▶ **DATA RECORDS**:
★ ★ ★ ★

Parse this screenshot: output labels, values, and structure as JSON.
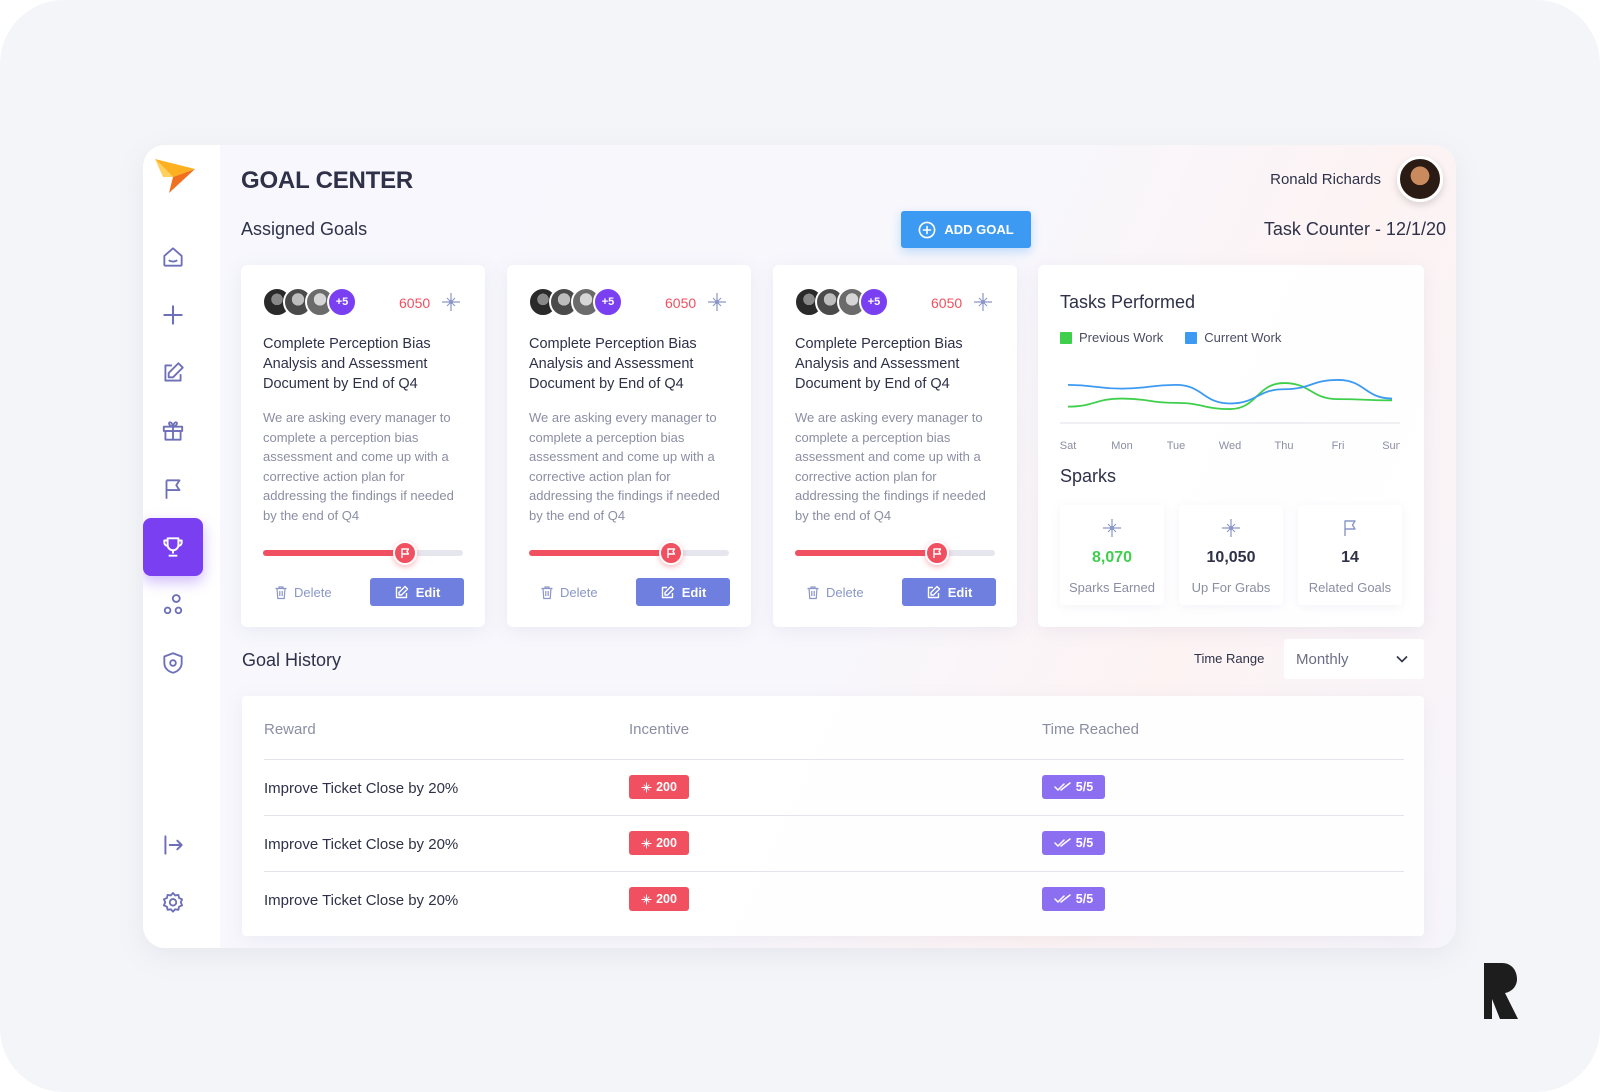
{
  "header": {
    "title": "GOAL CENTER",
    "user_name": "Ronald Richards"
  },
  "assigned": {
    "label": "Assigned Goals",
    "add_goal_label": "ADD GOAL",
    "task_counter": "Task Counter - 12/1/20"
  },
  "goal_cards": [
    {
      "extra_members": "+5",
      "points": "6050",
      "title": "Complete Perception Bias Analysis and Assessment Document by End of Q4",
      "description": "We are asking every manager to complete a perception bias assessment and come up  with a corrective action plan for addressing the findings if needed by the end of Q4",
      "progress": 0.71,
      "delete_label": "Delete",
      "edit_label": "Edit"
    },
    {
      "extra_members": "+5",
      "points": "6050",
      "title": "Complete Perception Bias Analysis and Assessment Document by End of Q4",
      "description": "We are asking every manager to complete a perception bias assessment and come up  with a corrective action plan for addressing the findings if needed by the end of Q4",
      "progress": 0.71,
      "delete_label": "Delete",
      "edit_label": "Edit"
    },
    {
      "extra_members": "+5",
      "points": "6050",
      "title": "Complete Perception Bias Analysis and Assessment Document by End of Q4",
      "description": "We are asking every manager to complete a perception bias assessment and come up  with a corrective action plan for addressing the findings if needed by the end of Q4",
      "progress": 0.71,
      "delete_label": "Delete",
      "edit_label": "Edit"
    }
  ],
  "tasks_performed": {
    "title": "Tasks Performed",
    "legend": [
      {
        "label": "Previous Work",
        "color": "#3ecf4c"
      },
      {
        "label": "Current Work",
        "color": "#3d9af2"
      }
    ]
  },
  "chart_data": {
    "type": "line",
    "title": "Tasks Performed",
    "x": [
      "Sat",
      "Mon",
      "Tue",
      "Wed",
      "Thu",
      "Fri",
      "Sun"
    ],
    "ylim": [
      0,
      10
    ],
    "grid": false,
    "legend_position": "top-left",
    "series": [
      {
        "name": "Previous Work",
        "color": "#3ecf4c",
        "values": [
          2.0,
          3.3,
          2.6,
          1.6,
          5.8,
          3.2,
          3.0
        ]
      },
      {
        "name": "Current Work",
        "color": "#3d9af2",
        "values": [
          5.5,
          4.9,
          5.5,
          2.5,
          4.8,
          6.3,
          3.3
        ]
      }
    ]
  },
  "sparks": {
    "title": "Sparks",
    "tiles": [
      {
        "value": "8,070",
        "label": "Sparks Earned",
        "icon": "spark-icon",
        "value_color": "#3ecf4c"
      },
      {
        "value": "10,050",
        "label": "Up For Grabs",
        "icon": "spark-icon",
        "value_color": "#2e3148"
      },
      {
        "value": "14",
        "label": "Related Goals",
        "icon": "flag-icon",
        "value_color": "#2e3148"
      }
    ]
  },
  "history": {
    "label": "Goal History",
    "time_range_label": "Time Range",
    "time_range_value": "Monthly",
    "columns": [
      "Reward",
      "Incentive",
      "Time Reached"
    ],
    "rows": [
      {
        "reward": "Improve Ticket Close by 20%",
        "incentive": "200",
        "time_reached": "5/5"
      },
      {
        "reward": "Improve Ticket Close by 20%",
        "incentive": "200",
        "time_reached": "5/5"
      },
      {
        "reward": "Improve Ticket Close by 20%",
        "incentive": "200",
        "time_reached": "5/5"
      }
    ]
  },
  "sidebar": {
    "items": [
      {
        "icon": "home-icon"
      },
      {
        "icon": "plus-icon"
      },
      {
        "icon": "edit-icon"
      },
      {
        "icon": "gift-icon"
      },
      {
        "icon": "flag-icon"
      },
      {
        "icon": "trophy-icon",
        "active": true
      },
      {
        "icon": "nodes-icon"
      },
      {
        "icon": "shield-icon"
      }
    ],
    "bottom": [
      {
        "icon": "logout-icon"
      },
      {
        "icon": "settings-icon"
      }
    ]
  },
  "colors": {
    "accent_purple": "#7b3ff2",
    "accent_blue": "#3d9af2",
    "accent_red": "#f0505f",
    "edit_blue": "#6e7fe0"
  }
}
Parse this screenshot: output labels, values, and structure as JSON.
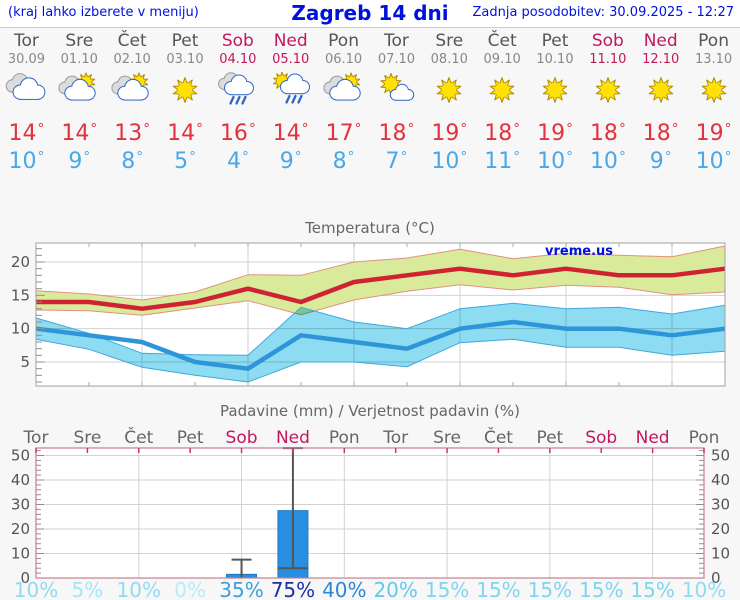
{
  "header": {
    "left_note": "(kraj lahko izberete v meniju)",
    "title": "Zagreb 14 dni",
    "updated": "Zadnja posodobitev: 30.09.2025 - 12:27"
  },
  "units": {
    "degree": "°"
  },
  "colors": {
    "link_blue": "#0010dd",
    "weekend": "#c2185b",
    "weekday": "#555555",
    "date_gray": "#888888",
    "tmax_red": "#e0333f",
    "tmin_blue": "#4aa8e8",
    "max_line": "#cf2333",
    "max_band": "#d9ea9b",
    "max_band_edge": "#e4907e",
    "min_line": "#2e95d8",
    "min_band": "#8ddcf2",
    "min_band_edge": "#3fa8dd",
    "bar_fill": "#2a8ee0",
    "bar_edge": "#1e79c4",
    "whisker": "#555555",
    "grid": "#d2d2d2",
    "frame_temp": "#a0a0a0",
    "frame_precip": "#c97d92",
    "axis_text": "#555555",
    "chart_title": "#666666"
  },
  "days": [
    {
      "name": "Tor",
      "date": "30.09",
      "weekend": false,
      "icon": "cloudy",
      "tmax": 14,
      "tmin": 10,
      "prob": "10%",
      "prob_color": "#8fdbf2"
    },
    {
      "name": "Sre",
      "date": "01.10",
      "weekend": false,
      "icon": "partly-cloudy",
      "tmax": 14,
      "tmin": 9,
      "prob": "5%",
      "prob_color": "#a6e5f6"
    },
    {
      "name": "Čet",
      "date": "02.10",
      "weekend": false,
      "icon": "partly-cloudy",
      "tmax": 13,
      "tmin": 8,
      "prob": "10%",
      "prob_color": "#8fdbf2"
    },
    {
      "name": "Pet",
      "date": "03.10",
      "weekend": false,
      "icon": "sunny",
      "tmax": 14,
      "tmin": 5,
      "prob": "0%",
      "prob_color": "#b6edf9"
    },
    {
      "name": "Sob",
      "date": "04.10",
      "weekend": true,
      "icon": "rain",
      "tmax": 16,
      "tmin": 4,
      "prob": "35%",
      "prob_color": "#3d9fdc"
    },
    {
      "name": "Ned",
      "date": "05.10",
      "weekend": true,
      "icon": "sun-rain",
      "tmax": 14,
      "tmin": 9,
      "prob": "75%",
      "prob_color": "#1d2fa5"
    },
    {
      "name": "Pon",
      "date": "06.10",
      "weekend": false,
      "icon": "partly-cloudy",
      "tmax": 17,
      "tmin": 8,
      "prob": "40%",
      "prob_color": "#2b88d8"
    },
    {
      "name": "Tor",
      "date": "07.10",
      "weekend": false,
      "icon": "mostly-sunny",
      "tmax": 18,
      "tmin": 7,
      "prob": "20%",
      "prob_color": "#63c8ec"
    },
    {
      "name": "Sre",
      "date": "08.10",
      "weekend": false,
      "icon": "sunny",
      "tmax": 19,
      "tmin": 10,
      "prob": "15%",
      "prob_color": "#7ed5f0"
    },
    {
      "name": "Čet",
      "date": "09.10",
      "weekend": false,
      "icon": "sunny",
      "tmax": 18,
      "tmin": 11,
      "prob": "15%",
      "prob_color": "#7ed5f0"
    },
    {
      "name": "Pet",
      "date": "10.10",
      "weekend": false,
      "icon": "sunny",
      "tmax": 19,
      "tmin": 10,
      "prob": "15%",
      "prob_color": "#7ed5f0"
    },
    {
      "name": "Sob",
      "date": "11.10",
      "weekend": true,
      "icon": "sunny",
      "tmax": 18,
      "tmin": 10,
      "prob": "15%",
      "prob_color": "#7ed5f0"
    },
    {
      "name": "Ned",
      "date": "12.10",
      "weekend": true,
      "icon": "sunny",
      "tmax": 18,
      "tmin": 9,
      "prob": "15%",
      "prob_color": "#7ed5f0"
    },
    {
      "name": "Pon",
      "date": "13.10",
      "weekend": false,
      "icon": "sunny",
      "tmax": 19,
      "tmin": 10,
      "prob": "10%",
      "prob_color": "#8fdbf2"
    }
  ],
  "chart_data": [
    {
      "type": "line",
      "title": "Temperatura (°C)",
      "watermark": "vreme.us",
      "yticks": [
        5,
        10,
        15,
        20
      ],
      "ylim": [
        1.5,
        22.8
      ],
      "grid": true,
      "series": [
        {
          "name": "max_temp",
          "values": [
            14,
            14,
            13,
            14,
            16,
            14,
            17,
            18,
            19,
            18,
            19,
            18,
            18,
            19
          ]
        },
        {
          "name": "max_band_upper",
          "values": [
            15.7,
            15.2,
            14.3,
            15.5,
            18.1,
            18.0,
            20.0,
            20.6,
            21.9,
            20.5,
            21.3,
            21.0,
            20.8,
            22.4
          ]
        },
        {
          "name": "max_band_lower",
          "values": [
            12.8,
            12.7,
            12.0,
            13.1,
            14.2,
            12.1,
            14.3,
            15.6,
            16.6,
            15.8,
            16.5,
            16.2,
            15.1,
            15.5
          ]
        },
        {
          "name": "min_temp",
          "values": [
            10,
            9,
            8,
            5,
            4,
            9,
            8,
            7,
            10,
            11,
            10,
            10,
            9,
            10
          ]
        },
        {
          "name": "min_band_upper",
          "values": [
            11.6,
            9.3,
            6.3,
            6.1,
            6.0,
            13.2,
            11.0,
            10.0,
            13.0,
            13.8,
            13.0,
            13.2,
            12.2,
            13.5
          ]
        },
        {
          "name": "min_band_lower",
          "values": [
            8.4,
            6.9,
            4.2,
            3.0,
            2.0,
            5.0,
            5.0,
            4.3,
            7.9,
            8.4,
            7.2,
            7.2,
            6.0,
            6.6
          ]
        }
      ]
    },
    {
      "type": "bar",
      "title": "Padavine (mm) / Verjetnost padavin (%)",
      "categories": [
        "Tor",
        "Sre",
        "Čet",
        "Pet",
        "Sob",
        "Ned",
        "Pon",
        "Tor",
        "Sre",
        "Čet",
        "Pet",
        "Sob",
        "Ned",
        "Pon"
      ],
      "values": [
        0,
        0,
        0,
        0,
        1.5,
        27.5,
        0,
        0,
        0,
        0,
        0,
        0,
        0,
        0
      ],
      "whiskers": [
        {
          "index": 4,
          "low": 0,
          "high": 7.5,
          "low_cap": false
        },
        {
          "index": 5,
          "low": 4,
          "high": 53,
          "low_cap": true
        }
      ],
      "probabilities": [
        "10%",
        "5%",
        "10%",
        "0%",
        "35%",
        "75%",
        "40%",
        "20%",
        "15%",
        "15%",
        "15%",
        "15%",
        "15%",
        "10%"
      ],
      "yticks": [
        0,
        10,
        20,
        30,
        40,
        50
      ],
      "ylim": [
        0,
        53
      ],
      "grid": true
    }
  ]
}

★ ★ ★ ★

▶ **WHAT YOU SHOULD DO**:
Examine the records and pull out every line where the string "Previous" occurs.

▶ **EXERCISE RESULT**:
        "label": "Previous Work",
        "name": "Previous Work",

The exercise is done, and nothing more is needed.